WORK REQUEST ::
If a line in the data below holds the word "Dermal", copy it.

Figure record extracts
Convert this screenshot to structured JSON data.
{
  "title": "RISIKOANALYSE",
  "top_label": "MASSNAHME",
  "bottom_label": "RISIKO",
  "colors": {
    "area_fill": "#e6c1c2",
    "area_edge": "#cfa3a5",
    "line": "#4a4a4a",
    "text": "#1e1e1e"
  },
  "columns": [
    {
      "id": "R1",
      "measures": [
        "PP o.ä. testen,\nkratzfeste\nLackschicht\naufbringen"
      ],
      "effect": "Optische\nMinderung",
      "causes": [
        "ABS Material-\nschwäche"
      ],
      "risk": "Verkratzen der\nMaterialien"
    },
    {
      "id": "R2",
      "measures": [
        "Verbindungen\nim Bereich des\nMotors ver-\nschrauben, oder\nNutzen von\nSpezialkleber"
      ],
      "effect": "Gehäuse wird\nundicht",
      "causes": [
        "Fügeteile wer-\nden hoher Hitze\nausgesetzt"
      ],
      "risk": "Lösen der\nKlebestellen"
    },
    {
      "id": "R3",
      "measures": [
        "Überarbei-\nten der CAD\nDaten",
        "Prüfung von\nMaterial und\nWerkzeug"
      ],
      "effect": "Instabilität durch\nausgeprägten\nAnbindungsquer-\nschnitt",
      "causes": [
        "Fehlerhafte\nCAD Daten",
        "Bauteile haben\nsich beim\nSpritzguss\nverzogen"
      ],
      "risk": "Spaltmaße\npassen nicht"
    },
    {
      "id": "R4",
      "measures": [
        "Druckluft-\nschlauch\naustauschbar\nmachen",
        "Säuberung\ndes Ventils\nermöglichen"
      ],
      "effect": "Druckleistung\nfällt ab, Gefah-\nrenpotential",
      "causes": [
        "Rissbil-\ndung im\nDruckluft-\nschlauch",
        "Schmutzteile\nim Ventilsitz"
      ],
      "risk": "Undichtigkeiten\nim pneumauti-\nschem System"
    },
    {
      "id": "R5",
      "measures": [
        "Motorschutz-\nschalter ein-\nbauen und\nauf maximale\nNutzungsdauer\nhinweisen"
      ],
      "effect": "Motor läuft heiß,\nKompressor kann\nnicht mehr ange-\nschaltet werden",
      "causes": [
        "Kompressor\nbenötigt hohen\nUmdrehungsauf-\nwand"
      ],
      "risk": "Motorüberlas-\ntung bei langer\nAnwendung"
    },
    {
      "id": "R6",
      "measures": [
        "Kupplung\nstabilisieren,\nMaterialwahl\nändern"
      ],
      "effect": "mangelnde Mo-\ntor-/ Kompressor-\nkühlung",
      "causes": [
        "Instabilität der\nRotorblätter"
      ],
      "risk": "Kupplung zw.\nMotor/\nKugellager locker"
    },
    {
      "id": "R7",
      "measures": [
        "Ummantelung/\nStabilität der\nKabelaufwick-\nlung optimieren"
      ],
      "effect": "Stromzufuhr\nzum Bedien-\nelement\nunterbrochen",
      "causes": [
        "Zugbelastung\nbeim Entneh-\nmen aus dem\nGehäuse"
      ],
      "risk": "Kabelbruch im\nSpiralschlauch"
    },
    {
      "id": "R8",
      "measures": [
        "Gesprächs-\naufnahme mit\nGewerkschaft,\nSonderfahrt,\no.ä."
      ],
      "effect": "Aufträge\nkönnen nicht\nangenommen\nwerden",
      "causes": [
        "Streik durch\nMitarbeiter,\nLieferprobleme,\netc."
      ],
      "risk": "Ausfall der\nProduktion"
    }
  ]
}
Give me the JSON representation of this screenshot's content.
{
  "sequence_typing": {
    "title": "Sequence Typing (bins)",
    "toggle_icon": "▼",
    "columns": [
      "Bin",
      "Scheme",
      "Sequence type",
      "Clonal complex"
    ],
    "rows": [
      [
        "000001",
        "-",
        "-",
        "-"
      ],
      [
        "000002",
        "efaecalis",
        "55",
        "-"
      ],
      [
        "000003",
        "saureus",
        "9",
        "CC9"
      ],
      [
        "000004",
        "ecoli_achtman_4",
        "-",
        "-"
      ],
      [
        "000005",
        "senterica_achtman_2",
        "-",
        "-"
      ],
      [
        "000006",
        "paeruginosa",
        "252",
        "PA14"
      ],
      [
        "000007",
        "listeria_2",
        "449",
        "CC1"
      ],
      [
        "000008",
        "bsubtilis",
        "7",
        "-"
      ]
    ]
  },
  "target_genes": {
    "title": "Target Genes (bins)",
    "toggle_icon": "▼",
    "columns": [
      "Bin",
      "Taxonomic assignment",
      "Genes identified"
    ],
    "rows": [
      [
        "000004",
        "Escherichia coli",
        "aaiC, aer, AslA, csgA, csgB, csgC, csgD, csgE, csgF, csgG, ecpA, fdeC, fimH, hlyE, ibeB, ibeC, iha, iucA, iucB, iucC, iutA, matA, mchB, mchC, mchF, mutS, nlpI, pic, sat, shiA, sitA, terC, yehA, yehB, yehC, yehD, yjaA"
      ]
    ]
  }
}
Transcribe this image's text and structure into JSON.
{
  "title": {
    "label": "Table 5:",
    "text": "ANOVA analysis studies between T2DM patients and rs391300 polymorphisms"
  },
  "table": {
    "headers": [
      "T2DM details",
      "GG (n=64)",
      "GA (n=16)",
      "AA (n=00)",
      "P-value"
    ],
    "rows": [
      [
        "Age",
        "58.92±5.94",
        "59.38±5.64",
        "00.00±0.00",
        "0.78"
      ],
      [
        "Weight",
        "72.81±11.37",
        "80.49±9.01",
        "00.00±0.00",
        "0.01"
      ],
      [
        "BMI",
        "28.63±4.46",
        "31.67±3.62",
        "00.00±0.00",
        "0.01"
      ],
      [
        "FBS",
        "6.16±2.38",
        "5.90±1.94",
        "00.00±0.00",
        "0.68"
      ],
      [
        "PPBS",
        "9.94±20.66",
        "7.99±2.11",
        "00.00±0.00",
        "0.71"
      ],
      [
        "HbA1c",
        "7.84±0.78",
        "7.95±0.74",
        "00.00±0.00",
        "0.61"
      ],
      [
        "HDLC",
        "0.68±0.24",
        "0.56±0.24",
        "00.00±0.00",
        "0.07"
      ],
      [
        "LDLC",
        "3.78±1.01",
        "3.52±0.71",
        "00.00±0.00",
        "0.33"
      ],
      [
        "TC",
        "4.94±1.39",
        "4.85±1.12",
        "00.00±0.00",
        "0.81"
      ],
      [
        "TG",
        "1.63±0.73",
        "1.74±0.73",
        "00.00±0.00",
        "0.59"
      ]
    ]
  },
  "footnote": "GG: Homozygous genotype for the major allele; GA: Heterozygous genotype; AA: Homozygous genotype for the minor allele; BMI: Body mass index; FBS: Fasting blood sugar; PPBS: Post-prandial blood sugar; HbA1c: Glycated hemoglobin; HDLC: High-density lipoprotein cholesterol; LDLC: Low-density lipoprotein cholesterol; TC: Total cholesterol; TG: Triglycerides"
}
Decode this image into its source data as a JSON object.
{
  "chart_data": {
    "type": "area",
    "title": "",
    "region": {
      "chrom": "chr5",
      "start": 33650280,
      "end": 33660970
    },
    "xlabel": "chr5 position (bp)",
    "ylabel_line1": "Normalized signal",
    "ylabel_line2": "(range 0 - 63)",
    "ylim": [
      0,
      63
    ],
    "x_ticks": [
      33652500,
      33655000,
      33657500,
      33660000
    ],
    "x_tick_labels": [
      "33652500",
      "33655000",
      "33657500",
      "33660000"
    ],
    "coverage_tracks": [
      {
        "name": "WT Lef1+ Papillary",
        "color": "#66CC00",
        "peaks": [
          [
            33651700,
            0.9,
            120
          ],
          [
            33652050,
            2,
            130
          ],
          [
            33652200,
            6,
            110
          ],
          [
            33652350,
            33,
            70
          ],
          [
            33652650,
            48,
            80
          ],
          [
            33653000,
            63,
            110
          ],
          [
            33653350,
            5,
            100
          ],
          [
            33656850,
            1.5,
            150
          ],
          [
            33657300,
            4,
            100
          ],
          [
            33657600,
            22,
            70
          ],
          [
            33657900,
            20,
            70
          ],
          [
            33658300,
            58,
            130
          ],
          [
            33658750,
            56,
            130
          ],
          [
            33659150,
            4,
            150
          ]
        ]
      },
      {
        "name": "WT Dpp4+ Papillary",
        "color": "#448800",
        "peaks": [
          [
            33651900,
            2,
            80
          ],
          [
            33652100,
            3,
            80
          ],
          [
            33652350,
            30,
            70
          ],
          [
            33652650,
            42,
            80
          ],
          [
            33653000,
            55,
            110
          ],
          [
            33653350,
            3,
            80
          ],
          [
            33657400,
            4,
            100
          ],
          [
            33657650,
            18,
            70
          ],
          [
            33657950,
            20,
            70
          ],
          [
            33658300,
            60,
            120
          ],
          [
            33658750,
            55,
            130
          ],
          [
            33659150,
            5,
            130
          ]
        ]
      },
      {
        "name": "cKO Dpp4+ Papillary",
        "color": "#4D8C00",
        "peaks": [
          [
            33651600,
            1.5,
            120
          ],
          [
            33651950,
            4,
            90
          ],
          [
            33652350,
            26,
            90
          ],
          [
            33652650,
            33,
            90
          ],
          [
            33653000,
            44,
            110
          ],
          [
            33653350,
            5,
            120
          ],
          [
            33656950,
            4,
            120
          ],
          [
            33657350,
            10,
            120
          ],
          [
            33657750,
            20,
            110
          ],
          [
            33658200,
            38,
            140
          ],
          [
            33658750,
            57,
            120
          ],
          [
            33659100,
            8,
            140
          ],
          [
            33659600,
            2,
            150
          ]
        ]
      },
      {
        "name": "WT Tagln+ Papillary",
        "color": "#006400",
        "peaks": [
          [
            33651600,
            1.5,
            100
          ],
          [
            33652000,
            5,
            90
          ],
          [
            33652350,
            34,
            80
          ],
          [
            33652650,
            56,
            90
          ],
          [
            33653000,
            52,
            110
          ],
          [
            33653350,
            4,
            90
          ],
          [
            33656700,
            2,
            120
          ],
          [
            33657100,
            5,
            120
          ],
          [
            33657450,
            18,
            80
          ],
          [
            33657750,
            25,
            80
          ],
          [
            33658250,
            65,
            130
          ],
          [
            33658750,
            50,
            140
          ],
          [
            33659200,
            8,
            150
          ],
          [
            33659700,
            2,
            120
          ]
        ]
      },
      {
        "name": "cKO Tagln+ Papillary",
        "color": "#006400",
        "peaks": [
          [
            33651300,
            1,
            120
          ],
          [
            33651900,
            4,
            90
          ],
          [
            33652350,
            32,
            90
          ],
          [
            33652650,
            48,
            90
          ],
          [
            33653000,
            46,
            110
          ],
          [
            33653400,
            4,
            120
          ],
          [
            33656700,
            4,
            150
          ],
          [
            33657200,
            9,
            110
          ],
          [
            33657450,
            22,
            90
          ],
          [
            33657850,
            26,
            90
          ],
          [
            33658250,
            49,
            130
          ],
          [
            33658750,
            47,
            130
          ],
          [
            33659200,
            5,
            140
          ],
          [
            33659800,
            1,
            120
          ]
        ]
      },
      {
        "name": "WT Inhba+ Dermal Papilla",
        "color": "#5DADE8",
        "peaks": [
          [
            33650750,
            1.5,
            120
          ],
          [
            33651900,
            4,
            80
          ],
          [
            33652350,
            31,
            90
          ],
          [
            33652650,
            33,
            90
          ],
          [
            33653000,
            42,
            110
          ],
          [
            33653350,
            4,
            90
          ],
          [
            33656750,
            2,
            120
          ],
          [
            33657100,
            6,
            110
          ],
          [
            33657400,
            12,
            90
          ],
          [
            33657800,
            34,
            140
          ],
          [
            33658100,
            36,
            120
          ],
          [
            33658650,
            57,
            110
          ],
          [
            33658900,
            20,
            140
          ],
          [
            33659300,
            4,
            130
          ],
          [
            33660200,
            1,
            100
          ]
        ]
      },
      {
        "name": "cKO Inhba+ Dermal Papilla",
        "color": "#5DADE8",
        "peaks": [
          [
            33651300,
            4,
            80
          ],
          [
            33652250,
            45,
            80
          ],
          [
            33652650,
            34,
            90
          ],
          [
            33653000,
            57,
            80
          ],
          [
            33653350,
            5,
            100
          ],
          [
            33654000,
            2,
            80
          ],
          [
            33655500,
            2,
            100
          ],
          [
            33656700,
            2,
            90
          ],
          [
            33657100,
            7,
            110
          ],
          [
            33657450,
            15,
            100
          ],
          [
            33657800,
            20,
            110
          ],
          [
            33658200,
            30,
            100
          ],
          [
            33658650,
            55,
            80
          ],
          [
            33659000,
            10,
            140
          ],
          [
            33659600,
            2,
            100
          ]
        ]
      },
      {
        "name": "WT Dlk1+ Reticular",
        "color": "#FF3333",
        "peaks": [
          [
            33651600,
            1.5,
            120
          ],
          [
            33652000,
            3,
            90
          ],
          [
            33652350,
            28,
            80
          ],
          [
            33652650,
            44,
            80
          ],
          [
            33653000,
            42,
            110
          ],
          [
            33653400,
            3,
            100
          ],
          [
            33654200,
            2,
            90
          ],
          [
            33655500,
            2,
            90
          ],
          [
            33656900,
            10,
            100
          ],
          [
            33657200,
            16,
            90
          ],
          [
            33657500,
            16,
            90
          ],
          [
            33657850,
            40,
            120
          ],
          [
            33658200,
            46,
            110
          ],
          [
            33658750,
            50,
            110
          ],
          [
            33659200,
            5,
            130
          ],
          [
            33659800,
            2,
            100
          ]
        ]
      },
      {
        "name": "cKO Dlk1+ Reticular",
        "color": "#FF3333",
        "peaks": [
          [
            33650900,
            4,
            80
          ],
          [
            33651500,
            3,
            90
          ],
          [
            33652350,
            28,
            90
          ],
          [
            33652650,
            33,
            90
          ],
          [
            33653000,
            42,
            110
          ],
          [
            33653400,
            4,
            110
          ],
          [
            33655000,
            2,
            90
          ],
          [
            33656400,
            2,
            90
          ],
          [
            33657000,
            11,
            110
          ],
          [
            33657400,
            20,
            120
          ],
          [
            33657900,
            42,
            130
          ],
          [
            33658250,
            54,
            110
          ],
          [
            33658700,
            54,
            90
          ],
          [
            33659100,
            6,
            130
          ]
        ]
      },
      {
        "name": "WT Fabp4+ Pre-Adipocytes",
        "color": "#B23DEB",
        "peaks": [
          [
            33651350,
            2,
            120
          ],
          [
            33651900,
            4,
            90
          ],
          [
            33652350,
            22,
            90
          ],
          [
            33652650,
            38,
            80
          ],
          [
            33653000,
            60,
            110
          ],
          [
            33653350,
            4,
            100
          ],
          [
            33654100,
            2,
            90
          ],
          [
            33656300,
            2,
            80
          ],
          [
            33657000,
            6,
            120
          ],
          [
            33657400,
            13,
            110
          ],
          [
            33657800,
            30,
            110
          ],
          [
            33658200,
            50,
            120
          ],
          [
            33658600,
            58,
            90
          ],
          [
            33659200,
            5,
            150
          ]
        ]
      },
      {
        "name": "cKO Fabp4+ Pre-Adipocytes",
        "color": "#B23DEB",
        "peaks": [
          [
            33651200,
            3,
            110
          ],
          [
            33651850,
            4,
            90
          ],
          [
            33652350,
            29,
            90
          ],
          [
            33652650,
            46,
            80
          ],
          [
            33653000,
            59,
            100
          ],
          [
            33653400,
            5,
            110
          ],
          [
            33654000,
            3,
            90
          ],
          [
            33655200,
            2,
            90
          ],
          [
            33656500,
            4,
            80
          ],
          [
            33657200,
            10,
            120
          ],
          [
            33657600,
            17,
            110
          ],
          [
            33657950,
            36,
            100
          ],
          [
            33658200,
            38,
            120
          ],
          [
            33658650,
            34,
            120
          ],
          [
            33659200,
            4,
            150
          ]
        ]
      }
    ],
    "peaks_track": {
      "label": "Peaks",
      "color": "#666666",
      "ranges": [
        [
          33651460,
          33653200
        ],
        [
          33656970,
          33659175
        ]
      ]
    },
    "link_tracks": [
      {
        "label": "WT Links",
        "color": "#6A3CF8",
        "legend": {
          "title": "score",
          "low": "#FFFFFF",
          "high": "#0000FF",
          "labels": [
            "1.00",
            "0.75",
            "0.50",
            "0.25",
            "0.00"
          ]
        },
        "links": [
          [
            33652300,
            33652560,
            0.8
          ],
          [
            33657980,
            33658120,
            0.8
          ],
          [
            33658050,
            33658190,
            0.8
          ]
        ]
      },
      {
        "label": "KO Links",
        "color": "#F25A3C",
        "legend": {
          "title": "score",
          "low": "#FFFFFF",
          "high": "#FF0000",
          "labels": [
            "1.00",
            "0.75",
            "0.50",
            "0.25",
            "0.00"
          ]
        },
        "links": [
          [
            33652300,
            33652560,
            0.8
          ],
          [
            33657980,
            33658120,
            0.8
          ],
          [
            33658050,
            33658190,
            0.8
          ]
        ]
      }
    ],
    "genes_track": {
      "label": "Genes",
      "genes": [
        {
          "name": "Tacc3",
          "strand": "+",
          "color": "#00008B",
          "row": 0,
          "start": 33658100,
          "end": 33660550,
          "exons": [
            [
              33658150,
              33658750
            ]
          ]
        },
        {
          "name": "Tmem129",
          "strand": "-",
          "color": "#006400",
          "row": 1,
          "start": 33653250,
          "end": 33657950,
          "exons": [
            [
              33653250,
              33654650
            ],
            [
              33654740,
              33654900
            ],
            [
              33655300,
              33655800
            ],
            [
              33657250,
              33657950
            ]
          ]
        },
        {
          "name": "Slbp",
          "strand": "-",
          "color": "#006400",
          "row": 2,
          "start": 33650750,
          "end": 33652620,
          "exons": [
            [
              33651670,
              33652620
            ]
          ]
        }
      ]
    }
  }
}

OUTPUT ::
        "name": "WT Inhba+ Dermal Papilla",
        "name": "cKO Inhba+ Dermal Papilla",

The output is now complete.